[Dataset rows about figures]

------------------------------------------------

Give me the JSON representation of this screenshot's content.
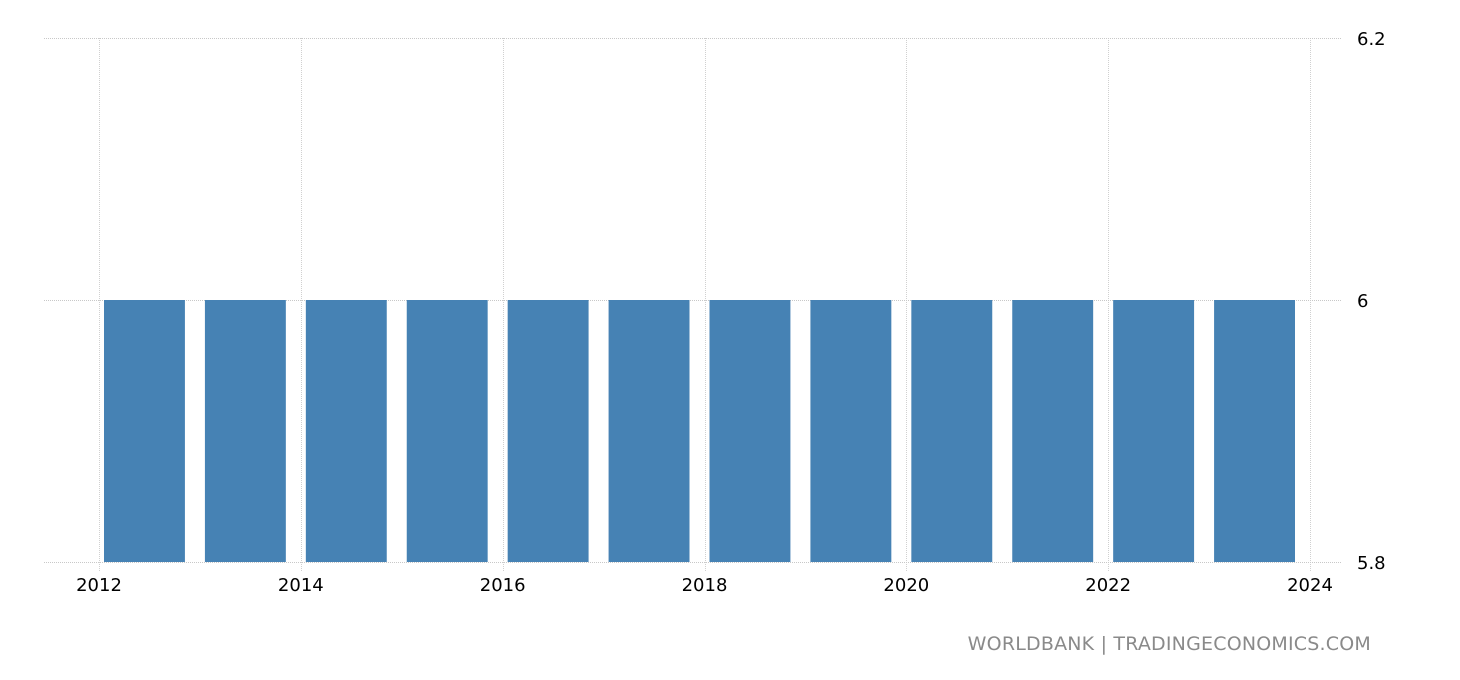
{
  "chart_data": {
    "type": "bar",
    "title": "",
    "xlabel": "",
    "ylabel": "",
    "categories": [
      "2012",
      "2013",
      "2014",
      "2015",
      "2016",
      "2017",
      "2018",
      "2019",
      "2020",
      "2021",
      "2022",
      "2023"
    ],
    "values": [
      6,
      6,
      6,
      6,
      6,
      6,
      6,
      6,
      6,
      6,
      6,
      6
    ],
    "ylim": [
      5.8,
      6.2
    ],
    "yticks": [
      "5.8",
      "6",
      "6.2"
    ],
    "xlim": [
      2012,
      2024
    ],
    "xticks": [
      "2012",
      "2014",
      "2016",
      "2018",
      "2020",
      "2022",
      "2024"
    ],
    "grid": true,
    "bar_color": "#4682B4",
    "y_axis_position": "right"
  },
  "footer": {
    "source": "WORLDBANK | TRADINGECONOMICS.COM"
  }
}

------------------------------------------------

WHAT TO DO: Quote the data above in full and without alteration; skip the pictures.

FINAL RESULT:
Give me the JSON representation of this screenshot's content.
{
  "chart_data": {
    "type": "bar",
    "title": "",
    "xlabel": "",
    "ylabel": "",
    "categories": [
      "2012",
      "2013",
      "2014",
      "2015",
      "2016",
      "2017",
      "2018",
      "2019",
      "2020",
      "2021",
      "2022",
      "2023"
    ],
    "values": [
      6,
      6,
      6,
      6,
      6,
      6,
      6,
      6,
      6,
      6,
      6,
      6
    ],
    "ylim": [
      5.8,
      6.2
    ],
    "yticks": [
      "5.8",
      "6",
      "6.2"
    ],
    "xlim": [
      2012,
      2024
    ],
    "xticks": [
      "2012",
      "2014",
      "2016",
      "2018",
      "2020",
      "2022",
      "2024"
    ],
    "grid": true,
    "bar_color": "#4682B4",
    "y_axis_position": "right"
  },
  "footer": {
    "source": "WORLDBANK | TRADINGECONOMICS.COM"
  }
}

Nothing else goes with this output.